----- Records for this task

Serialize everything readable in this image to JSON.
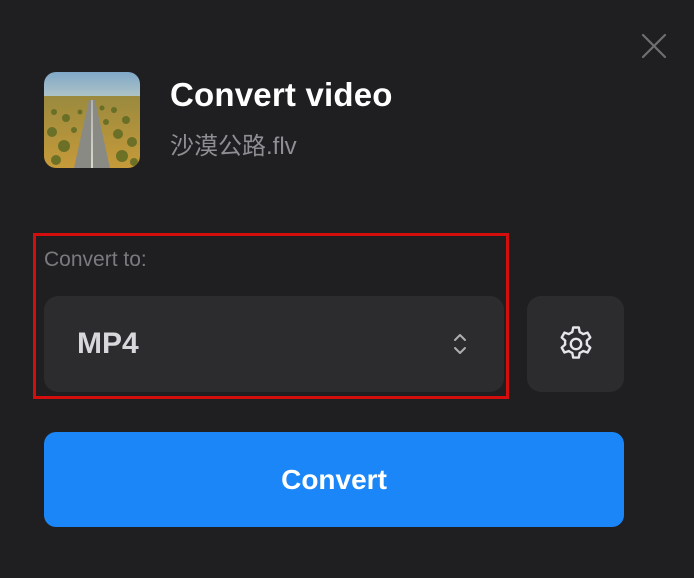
{
  "dialog": {
    "title": "Convert video",
    "filename": "沙漠公路.flv",
    "thumbnail_icon": "desert-road-thumbnail"
  },
  "format": {
    "label": "Convert to:",
    "selected": "MP4",
    "icon": "chevron-up-down-icon"
  },
  "settings": {
    "icon": "gear-icon"
  },
  "actions": {
    "convert_label": "Convert",
    "close_icon": "close-icon"
  },
  "colors": {
    "background": "#1f1f22",
    "panel": "#2c2c2f",
    "accent": "#1a86f7",
    "highlight": "#d40d0d"
  }
}
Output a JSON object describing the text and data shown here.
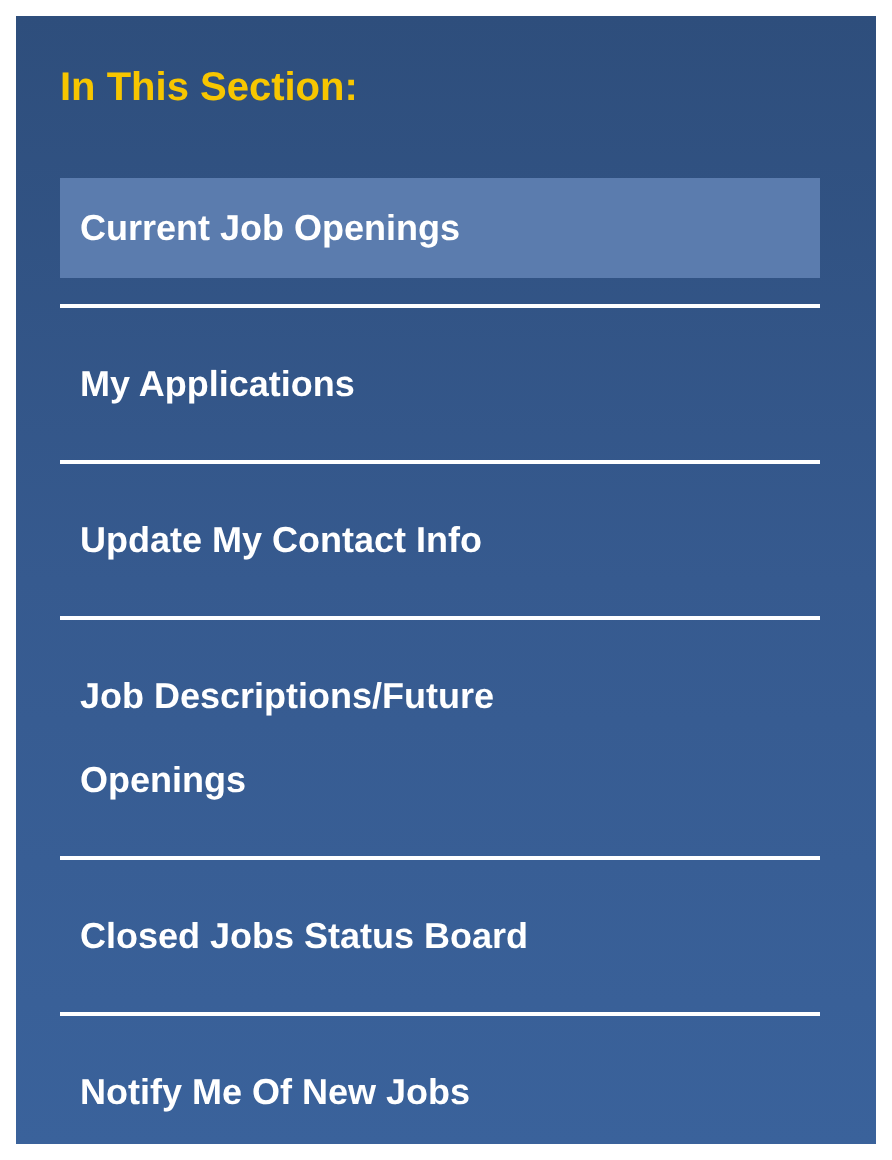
{
  "section": {
    "title": "In This Section:"
  },
  "items": [
    {
      "label": "Current Job Openings",
      "selected": true
    },
    {
      "label": "My Applications",
      "selected": false
    },
    {
      "label": "Update My Contact Info",
      "selected": false
    },
    {
      "label": "Job Descriptions/Future Openings",
      "selected": false
    },
    {
      "label": "Closed Jobs Status Board",
      "selected": false
    },
    {
      "label": "Notify Me Of New Jobs",
      "selected": false
    }
  ]
}
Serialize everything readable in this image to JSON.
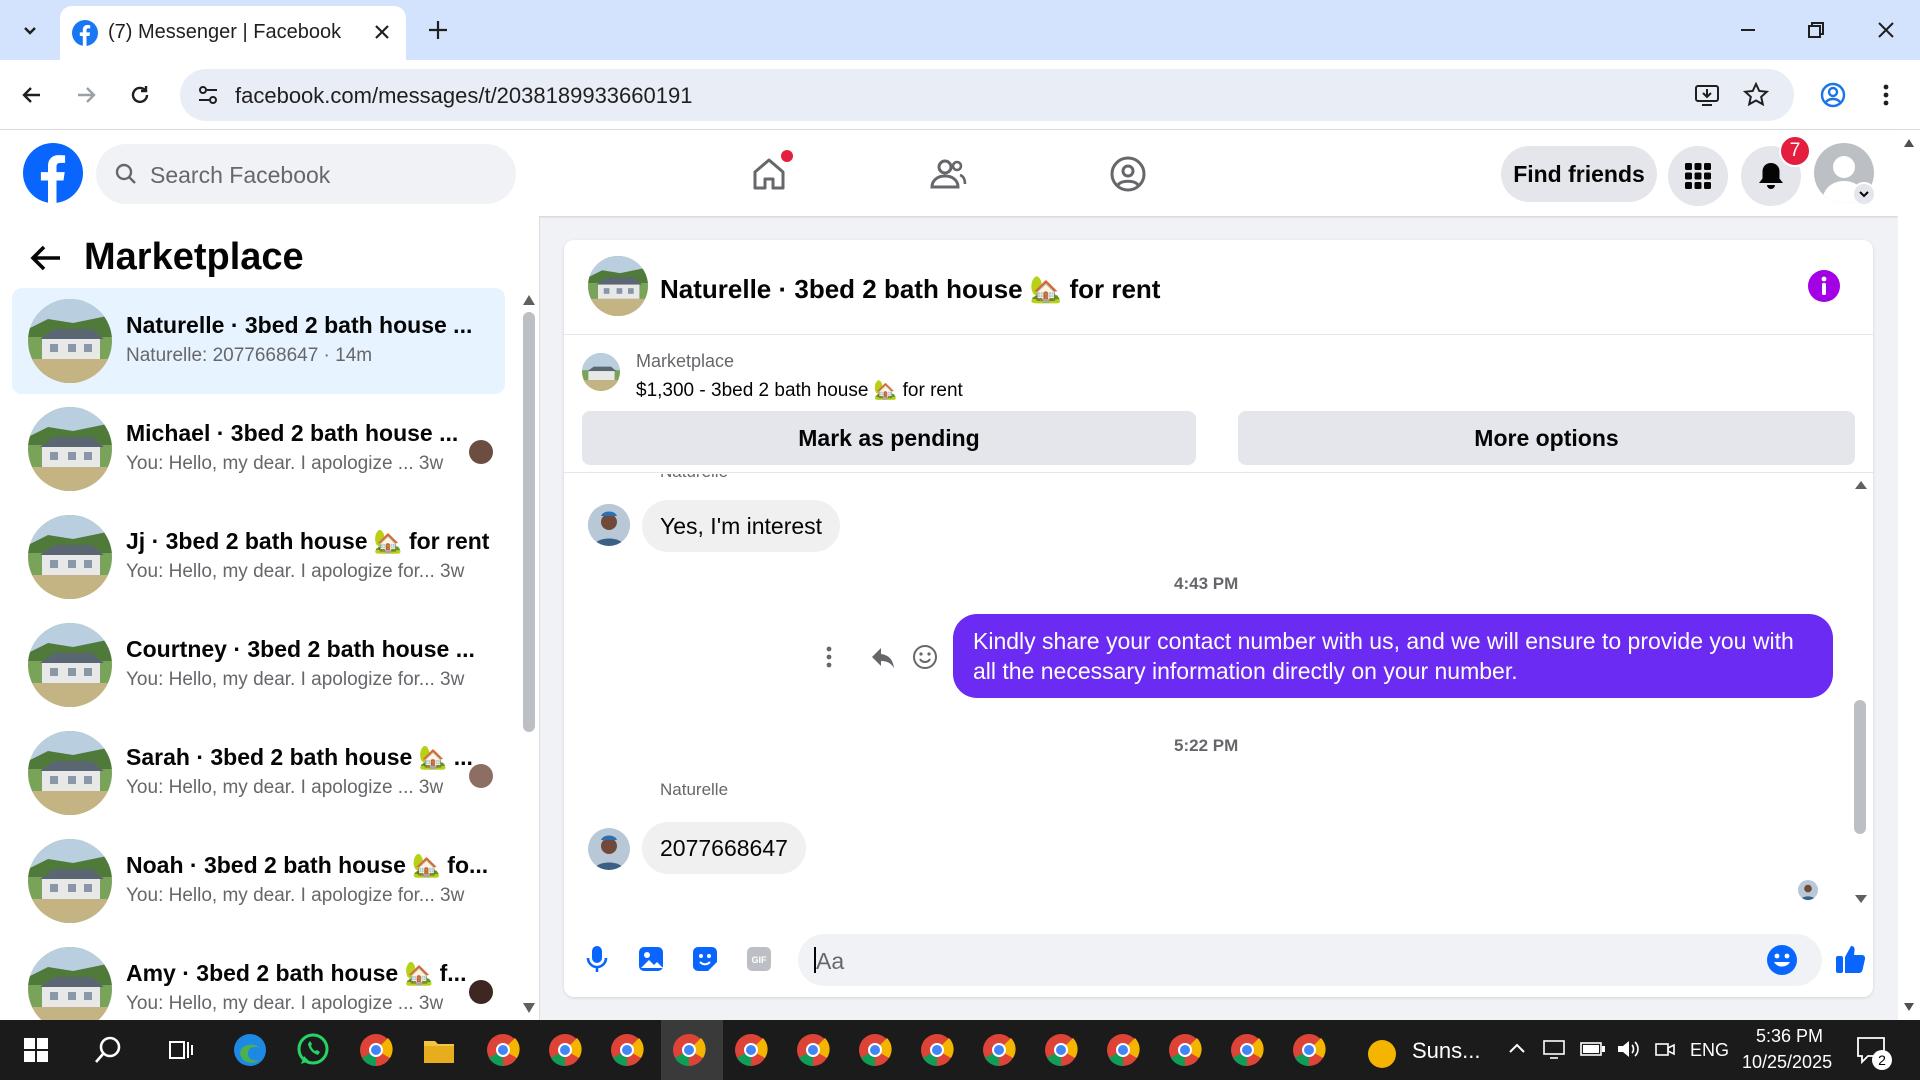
{
  "browser": {
    "tab_title": "(7) Messenger | Facebook",
    "url": "facebook.com/messages/t/2038189933660191"
  },
  "fb": {
    "search_placeholder": "Search Facebook",
    "find_friends": "Find friends",
    "notification_count": "7"
  },
  "sidebar": {
    "title": "Marketplace",
    "conversations": [
      {
        "name": "Naturelle · 3bed 2 bath house ...",
        "snippet": "Naturelle: 2077668647 · 14m",
        "active": true
      },
      {
        "name": "Michael · 3bed 2 bath house ...",
        "snippet": "You: Hello, my dear. I apologize ...  3w"
      },
      {
        "name": "Jj · 3bed 2 bath house 🏡 for rent",
        "snippet": "You: Hello, my dear. I apologize for...  3w"
      },
      {
        "name": "Courtney · 3bed 2 bath house ...",
        "snippet": "You: Hello, my dear. I apologize for...  3w"
      },
      {
        "name": "Sarah · 3bed 2 bath house 🏡 ...",
        "snippet": "You: Hello, my dear. I apologize ...  3w"
      },
      {
        "name": "Noah · 3bed 2 bath house 🏡 fo...",
        "snippet": "You: Hello, my dear. I apologize for...  3w"
      },
      {
        "name": "Amy · 3bed 2 bath house 🏡 f...",
        "snippet": "You: Hello, my dear. I apologize ...  3w"
      }
    ]
  },
  "chat": {
    "title": "Naturelle · 3bed 2 bath house 🏡 for rent",
    "listing_source": "Marketplace",
    "listing_title": "$1,300 - 3bed 2 bath house 🏡 for rent",
    "mark_pending": "Mark as pending",
    "more_options": "More options",
    "sender_top": "Naturelle",
    "msg1": "Yes, I'm interest",
    "time1": "4:43 PM",
    "msg2": "Kindly share your contact number with us, and we will ensure to provide you with all the necessary information directly on your number.",
    "time2": "5:22 PM",
    "sender_name": "Naturelle",
    "msg3": "2077668647",
    "input_placeholder": "Aa"
  },
  "taskbar": {
    "weather": "Suns...",
    "lang": "ENG",
    "time": "5:36 PM",
    "date": "10/25/2025",
    "notif": "2"
  }
}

----------

== What you need to do ==
Say how many lines in the entries contain the string "Jobs", and say nothing else.

== Solution to this problem ==
2